-- Goal of the exercise --
Each line of the material must be repeated precisely, with the pictures left out.
_ _ _ _ _
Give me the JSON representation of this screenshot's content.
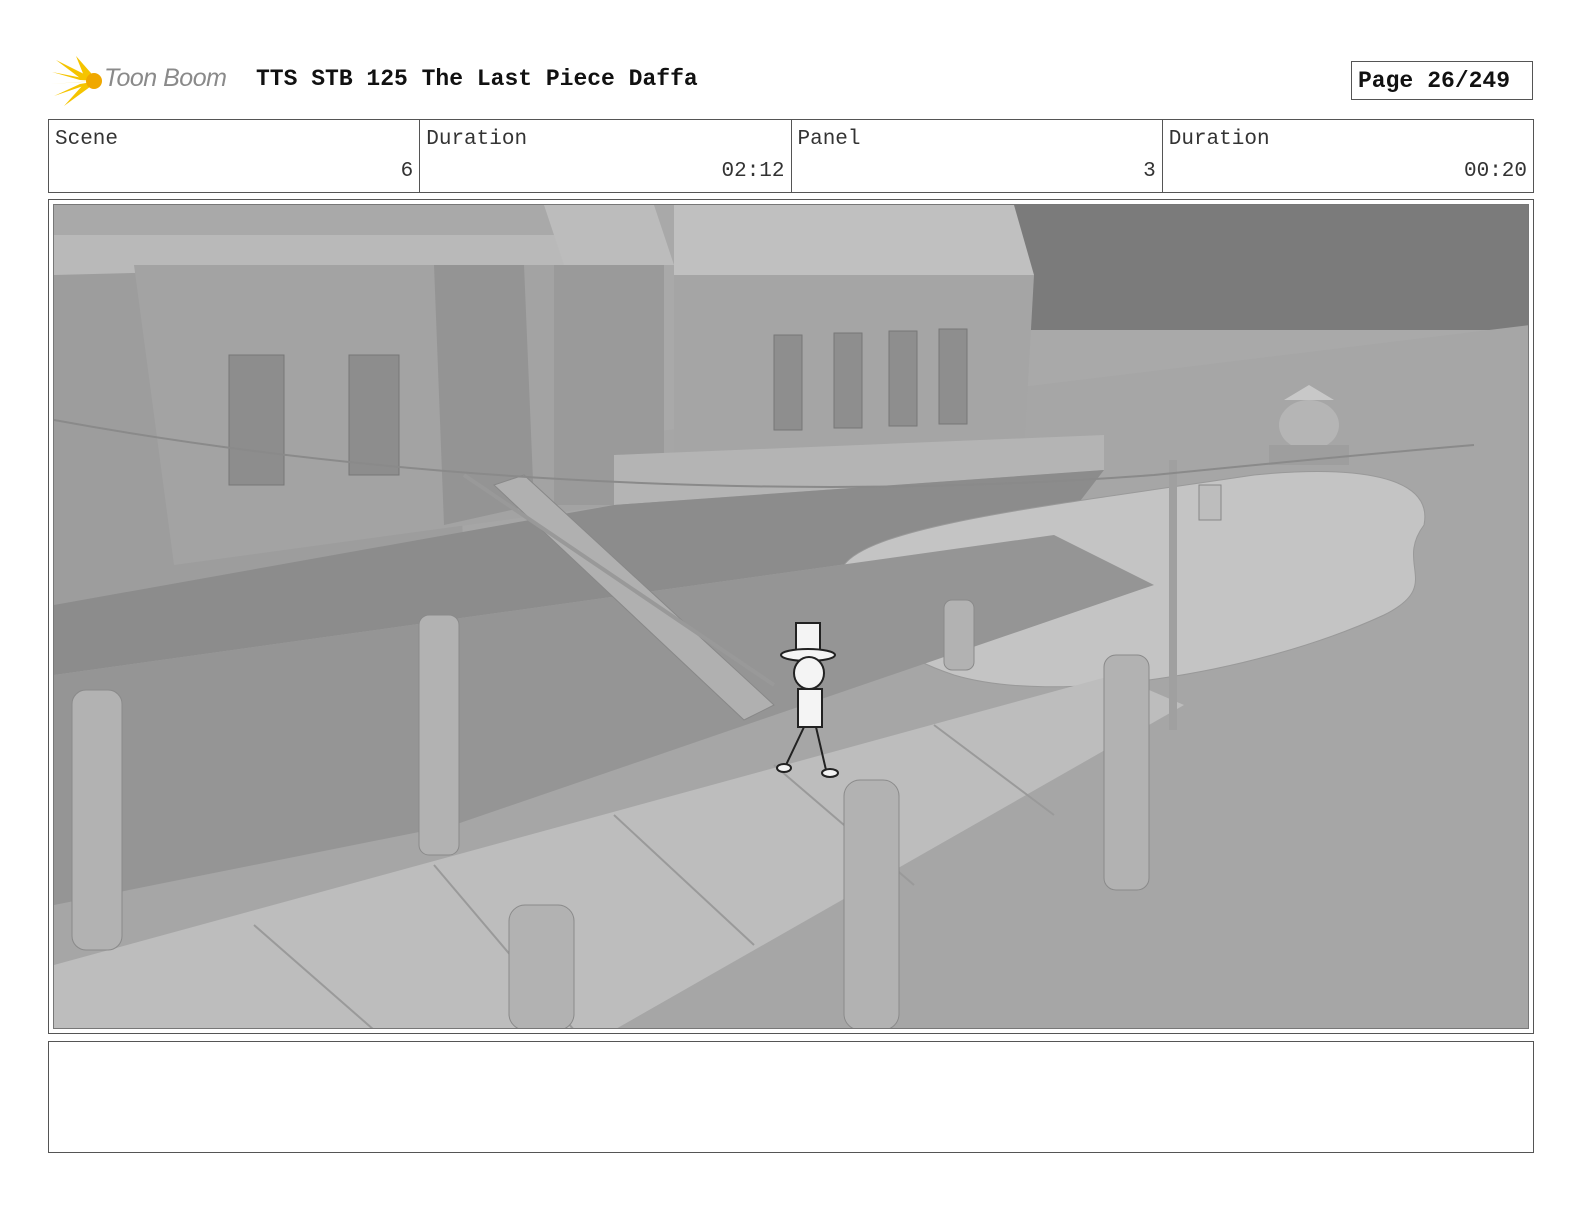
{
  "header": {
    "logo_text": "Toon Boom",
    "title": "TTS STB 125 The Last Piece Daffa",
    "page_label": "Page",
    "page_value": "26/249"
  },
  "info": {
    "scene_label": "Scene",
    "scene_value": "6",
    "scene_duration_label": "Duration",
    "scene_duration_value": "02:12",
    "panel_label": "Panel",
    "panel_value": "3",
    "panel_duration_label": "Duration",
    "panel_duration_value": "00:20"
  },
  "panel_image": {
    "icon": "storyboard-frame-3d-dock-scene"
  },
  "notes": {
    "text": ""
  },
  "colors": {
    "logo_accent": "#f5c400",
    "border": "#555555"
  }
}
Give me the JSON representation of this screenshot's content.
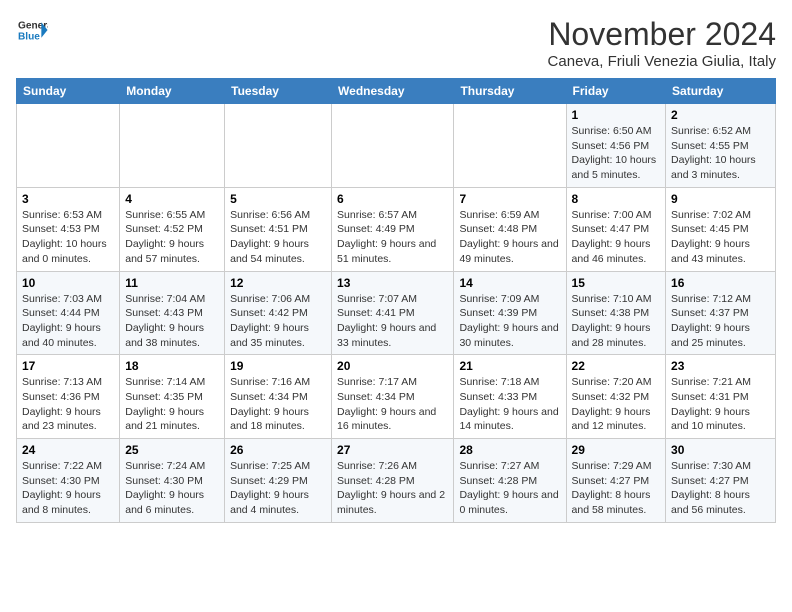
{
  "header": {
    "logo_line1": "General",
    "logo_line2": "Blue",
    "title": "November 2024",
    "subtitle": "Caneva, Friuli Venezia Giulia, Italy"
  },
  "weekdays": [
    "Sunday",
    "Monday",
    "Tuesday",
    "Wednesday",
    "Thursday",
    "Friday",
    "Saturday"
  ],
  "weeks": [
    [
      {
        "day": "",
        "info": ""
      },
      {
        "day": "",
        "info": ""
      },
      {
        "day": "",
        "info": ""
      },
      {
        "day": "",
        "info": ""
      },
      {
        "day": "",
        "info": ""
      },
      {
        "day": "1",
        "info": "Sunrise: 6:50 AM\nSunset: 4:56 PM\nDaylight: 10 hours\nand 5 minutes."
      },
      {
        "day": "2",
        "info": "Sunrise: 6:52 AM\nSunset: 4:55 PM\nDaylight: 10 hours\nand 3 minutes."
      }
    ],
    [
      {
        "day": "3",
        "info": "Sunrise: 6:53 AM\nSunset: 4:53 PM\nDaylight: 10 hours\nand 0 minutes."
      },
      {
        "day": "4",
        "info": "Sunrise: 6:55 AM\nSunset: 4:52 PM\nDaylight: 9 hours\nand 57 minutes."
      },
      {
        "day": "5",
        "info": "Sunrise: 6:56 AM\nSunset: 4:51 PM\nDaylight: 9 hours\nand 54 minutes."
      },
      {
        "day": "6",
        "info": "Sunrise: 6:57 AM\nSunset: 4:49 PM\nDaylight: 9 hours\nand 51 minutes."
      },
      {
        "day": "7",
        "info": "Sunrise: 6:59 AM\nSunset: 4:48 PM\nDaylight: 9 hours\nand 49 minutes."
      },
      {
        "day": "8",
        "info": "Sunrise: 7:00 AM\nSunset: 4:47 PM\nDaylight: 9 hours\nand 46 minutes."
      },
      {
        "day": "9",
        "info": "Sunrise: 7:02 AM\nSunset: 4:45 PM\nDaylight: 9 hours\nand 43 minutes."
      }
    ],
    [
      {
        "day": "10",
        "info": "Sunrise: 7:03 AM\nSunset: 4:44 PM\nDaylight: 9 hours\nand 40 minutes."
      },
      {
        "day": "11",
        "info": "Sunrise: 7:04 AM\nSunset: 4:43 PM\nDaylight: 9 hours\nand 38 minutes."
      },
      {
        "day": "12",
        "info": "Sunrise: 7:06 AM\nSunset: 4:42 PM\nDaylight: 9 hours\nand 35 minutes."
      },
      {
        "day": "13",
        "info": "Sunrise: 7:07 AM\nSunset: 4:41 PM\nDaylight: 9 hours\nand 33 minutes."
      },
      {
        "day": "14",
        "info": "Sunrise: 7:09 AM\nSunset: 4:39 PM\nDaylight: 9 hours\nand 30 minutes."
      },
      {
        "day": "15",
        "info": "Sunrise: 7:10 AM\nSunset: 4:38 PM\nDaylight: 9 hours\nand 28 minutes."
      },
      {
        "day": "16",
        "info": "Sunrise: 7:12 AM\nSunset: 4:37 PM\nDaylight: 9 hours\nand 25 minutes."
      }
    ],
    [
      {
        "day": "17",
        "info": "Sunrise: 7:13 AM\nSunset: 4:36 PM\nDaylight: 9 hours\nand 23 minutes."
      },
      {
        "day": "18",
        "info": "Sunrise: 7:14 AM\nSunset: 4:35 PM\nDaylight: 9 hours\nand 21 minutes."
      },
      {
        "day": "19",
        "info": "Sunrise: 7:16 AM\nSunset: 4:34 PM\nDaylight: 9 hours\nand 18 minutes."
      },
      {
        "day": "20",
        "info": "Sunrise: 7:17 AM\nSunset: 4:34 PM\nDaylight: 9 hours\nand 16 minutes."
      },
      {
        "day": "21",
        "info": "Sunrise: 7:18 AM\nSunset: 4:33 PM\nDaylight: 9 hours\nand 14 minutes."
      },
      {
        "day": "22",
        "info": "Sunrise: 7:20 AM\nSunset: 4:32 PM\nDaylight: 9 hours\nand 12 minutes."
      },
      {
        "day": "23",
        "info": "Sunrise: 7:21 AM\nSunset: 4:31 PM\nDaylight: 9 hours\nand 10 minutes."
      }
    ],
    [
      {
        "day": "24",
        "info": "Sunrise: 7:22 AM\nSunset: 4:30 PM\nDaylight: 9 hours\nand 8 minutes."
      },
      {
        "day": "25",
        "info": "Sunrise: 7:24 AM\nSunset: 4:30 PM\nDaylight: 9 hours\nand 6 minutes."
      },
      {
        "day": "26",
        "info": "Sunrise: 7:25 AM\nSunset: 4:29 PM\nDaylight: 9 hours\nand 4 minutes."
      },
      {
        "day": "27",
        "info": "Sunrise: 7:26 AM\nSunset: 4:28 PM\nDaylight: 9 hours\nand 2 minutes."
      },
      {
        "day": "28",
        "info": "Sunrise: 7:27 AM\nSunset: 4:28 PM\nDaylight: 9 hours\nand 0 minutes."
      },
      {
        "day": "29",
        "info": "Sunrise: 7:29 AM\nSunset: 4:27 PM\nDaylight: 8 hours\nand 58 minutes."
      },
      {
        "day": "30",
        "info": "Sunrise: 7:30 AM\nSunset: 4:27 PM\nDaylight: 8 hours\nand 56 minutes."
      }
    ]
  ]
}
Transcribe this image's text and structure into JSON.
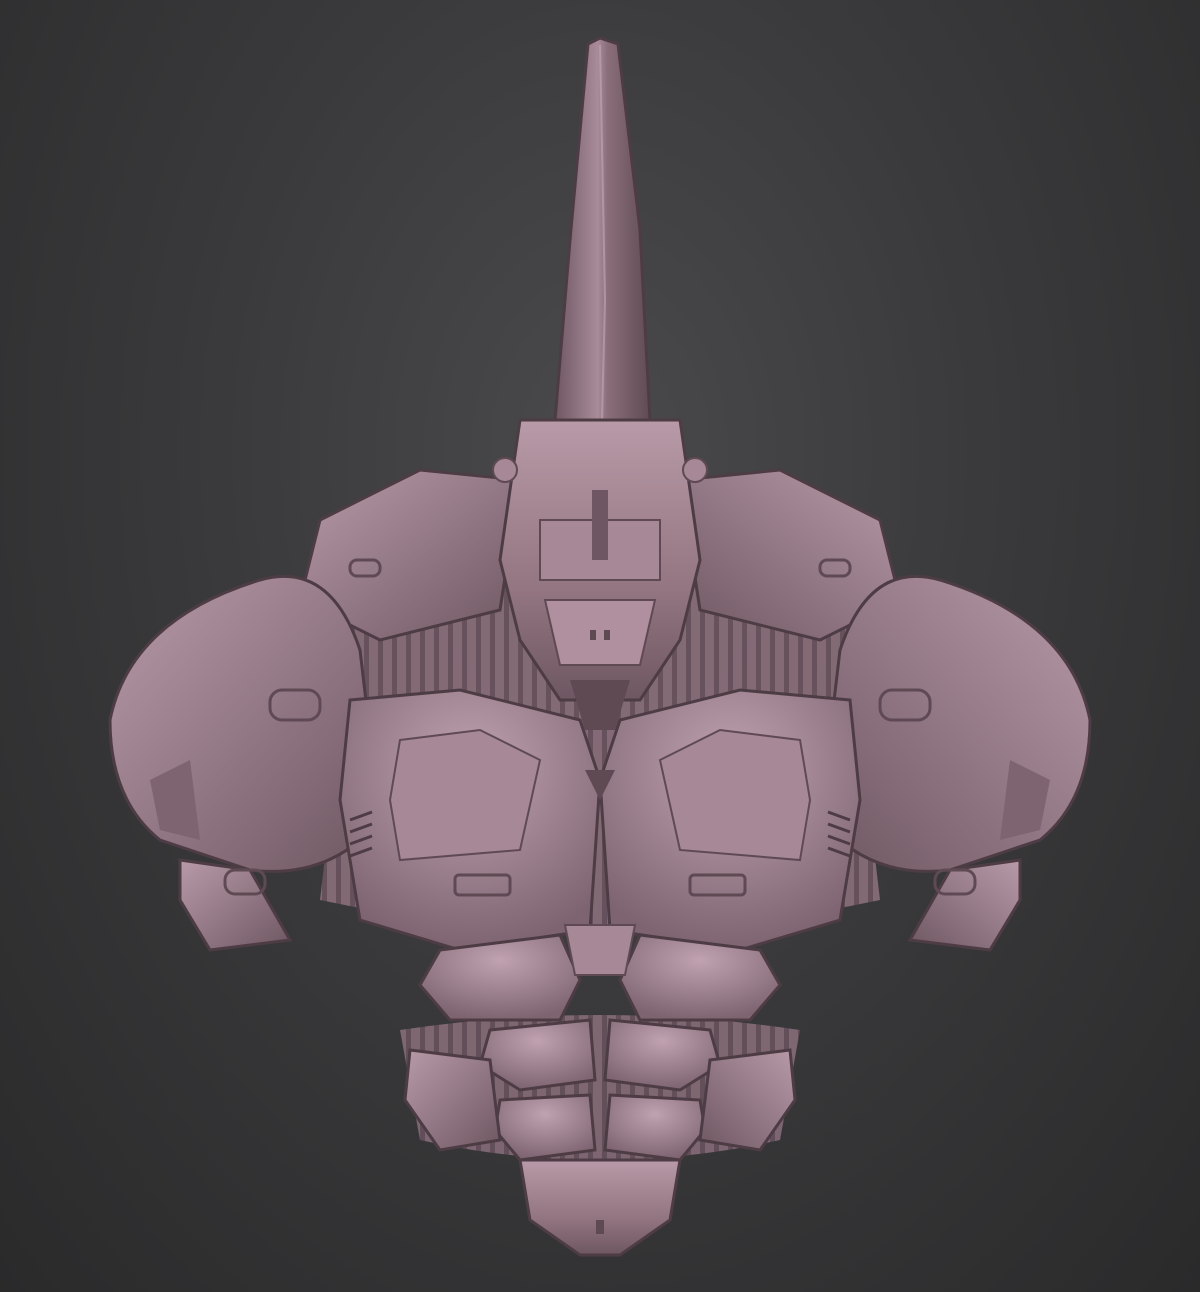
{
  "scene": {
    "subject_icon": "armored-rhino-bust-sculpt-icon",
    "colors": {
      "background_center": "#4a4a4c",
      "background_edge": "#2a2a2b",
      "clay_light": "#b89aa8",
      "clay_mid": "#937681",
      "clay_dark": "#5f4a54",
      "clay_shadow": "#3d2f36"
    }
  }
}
_ _ _ _ _
-- Task result --
Give me the JSON representation of this screenshot's content.
{
  "header": {
    "logo_text": "Toon Boom",
    "title": "TTS STB 125 The Last Piece Daffa",
    "page_label": "Page",
    "page_value": "26/249"
  },
  "info": {
    "scene_label": "Scene",
    "scene_value": "6",
    "scene_duration_label": "Duration",
    "scene_duration_value": "02:12",
    "panel_label": "Panel",
    "panel_value": "3",
    "panel_duration_label": "Duration",
    "panel_duration_value": "00:20"
  },
  "panel_image": {
    "icon": "storyboard-frame-3d-dock-scene"
  },
  "notes": {
    "text": ""
  },
  "colors": {
    "logo_accent": "#f5c400",
    "border": "#555555"
  }
}
Give me the JSON representation of this screenshot's content.
{
  "header": {
    "logo_line1": "General",
    "logo_line2": "Blue",
    "title": "November 2024",
    "subtitle": "Caneva, Friuli Venezia Giulia, Italy"
  },
  "weekdays": [
    "Sunday",
    "Monday",
    "Tuesday",
    "Wednesday",
    "Thursday",
    "Friday",
    "Saturday"
  ],
  "weeks": [
    [
      {
        "day": "",
        "info": ""
      },
      {
        "day": "",
        "info": ""
      },
      {
        "day": "",
        "info": ""
      },
      {
        "day": "",
        "info": ""
      },
      {
        "day": "",
        "info": ""
      },
      {
        "day": "1",
        "info": "Sunrise: 6:50 AM\nSunset: 4:56 PM\nDaylight: 10 hours\nand 5 minutes."
      },
      {
        "day": "2",
        "info": "Sunrise: 6:52 AM\nSunset: 4:55 PM\nDaylight: 10 hours\nand 3 minutes."
      }
    ],
    [
      {
        "day": "3",
        "info": "Sunrise: 6:53 AM\nSunset: 4:53 PM\nDaylight: 10 hours\nand 0 minutes."
      },
      {
        "day": "4",
        "info": "Sunrise: 6:55 AM\nSunset: 4:52 PM\nDaylight: 9 hours\nand 57 minutes."
      },
      {
        "day": "5",
        "info": "Sunrise: 6:56 AM\nSunset: 4:51 PM\nDaylight: 9 hours\nand 54 minutes."
      },
      {
        "day": "6",
        "info": "Sunrise: 6:57 AM\nSunset: 4:49 PM\nDaylight: 9 hours\nand 51 minutes."
      },
      {
        "day": "7",
        "info": "Sunrise: 6:59 AM\nSunset: 4:48 PM\nDaylight: 9 hours\nand 49 minutes."
      },
      {
        "day": "8",
        "info": "Sunrise: 7:00 AM\nSunset: 4:47 PM\nDaylight: 9 hours\nand 46 minutes."
      },
      {
        "day": "9",
        "info": "Sunrise: 7:02 AM\nSunset: 4:45 PM\nDaylight: 9 hours\nand 43 minutes."
      }
    ],
    [
      {
        "day": "10",
        "info": "Sunrise: 7:03 AM\nSunset: 4:44 PM\nDaylight: 9 hours\nand 40 minutes."
      },
      {
        "day": "11",
        "info": "Sunrise: 7:04 AM\nSunset: 4:43 PM\nDaylight: 9 hours\nand 38 minutes."
      },
      {
        "day": "12",
        "info": "Sunrise: 7:06 AM\nSunset: 4:42 PM\nDaylight: 9 hours\nand 35 minutes."
      },
      {
        "day": "13",
        "info": "Sunrise: 7:07 AM\nSunset: 4:41 PM\nDaylight: 9 hours\nand 33 minutes."
      },
      {
        "day": "14",
        "info": "Sunrise: 7:09 AM\nSunset: 4:39 PM\nDaylight: 9 hours\nand 30 minutes."
      },
      {
        "day": "15",
        "info": "Sunrise: 7:10 AM\nSunset: 4:38 PM\nDaylight: 9 hours\nand 28 minutes."
      },
      {
        "day": "16",
        "info": "Sunrise: 7:12 AM\nSunset: 4:37 PM\nDaylight: 9 hours\nand 25 minutes."
      }
    ],
    [
      {
        "day": "17",
        "info": "Sunrise: 7:13 AM\nSunset: 4:36 PM\nDaylight: 9 hours\nand 23 minutes."
      },
      {
        "day": "18",
        "info": "Sunrise: 7:14 AM\nSunset: 4:35 PM\nDaylight: 9 hours\nand 21 minutes."
      },
      {
        "day": "19",
        "info": "Sunrise: 7:16 AM\nSunset: 4:34 PM\nDaylight: 9 hours\nand 18 minutes."
      },
      {
        "day": "20",
        "info": "Sunrise: 7:17 AM\nSunset: 4:34 PM\nDaylight: 9 hours\nand 16 minutes."
      },
      {
        "day": "21",
        "info": "Sunrise: 7:18 AM\nSunset: 4:33 PM\nDaylight: 9 hours\nand 14 minutes."
      },
      {
        "day": "22",
        "info": "Sunrise: 7:20 AM\nSunset: 4:32 PM\nDaylight: 9 hours\nand 12 minutes."
      },
      {
        "day": "23",
        "info": "Sunrise: 7:21 AM\nSunset: 4:31 PM\nDaylight: 9 hours\nand 10 minutes."
      }
    ],
    [
      {
        "day": "24",
        "info": "Sunrise: 7:22 AM\nSunset: 4:30 PM\nDaylight: 9 hours\nand 8 minutes."
      },
      {
        "day": "25",
        "info": "Sunrise: 7:24 AM\nSunset: 4:30 PM\nDaylight: 9 hours\nand 6 minutes."
      },
      {
        "day": "26",
        "info": "Sunrise: 7:25 AM\nSunset: 4:29 PM\nDaylight: 9 hours\nand 4 minutes."
      },
      {
        "day": "27",
        "info": "Sunrise: 7:26 AM\nSunset: 4:28 PM\nDaylight: 9 hours\nand 2 minutes."
      },
      {
        "day": "28",
        "info": "Sunrise: 7:27 AM\nSunset: 4:28 PM\nDaylight: 9 hours\nand 0 minutes."
      },
      {
        "day": "29",
        "info": "Sunrise: 7:29 AM\nSunset: 4:27 PM\nDaylight: 8 hours\nand 58 minutes."
      },
      {
        "day": "30",
        "info": "Sunrise: 7:30 AM\nSunset: 4:27 PM\nDaylight: 8 hours\nand 56 minutes."
      }
    ]
  ]
}
Transcribe this image's text and structure into JSON.
{
  "scene": {
    "subject_icon": "armored-rhino-bust-sculpt-icon",
    "colors": {
      "background_center": "#4a4a4c",
      "background_edge": "#2a2a2b",
      "clay_light": "#b89aa8",
      "clay_mid": "#937681",
      "clay_dark": "#5f4a54",
      "clay_shadow": "#3d2f36"
    }
  }
}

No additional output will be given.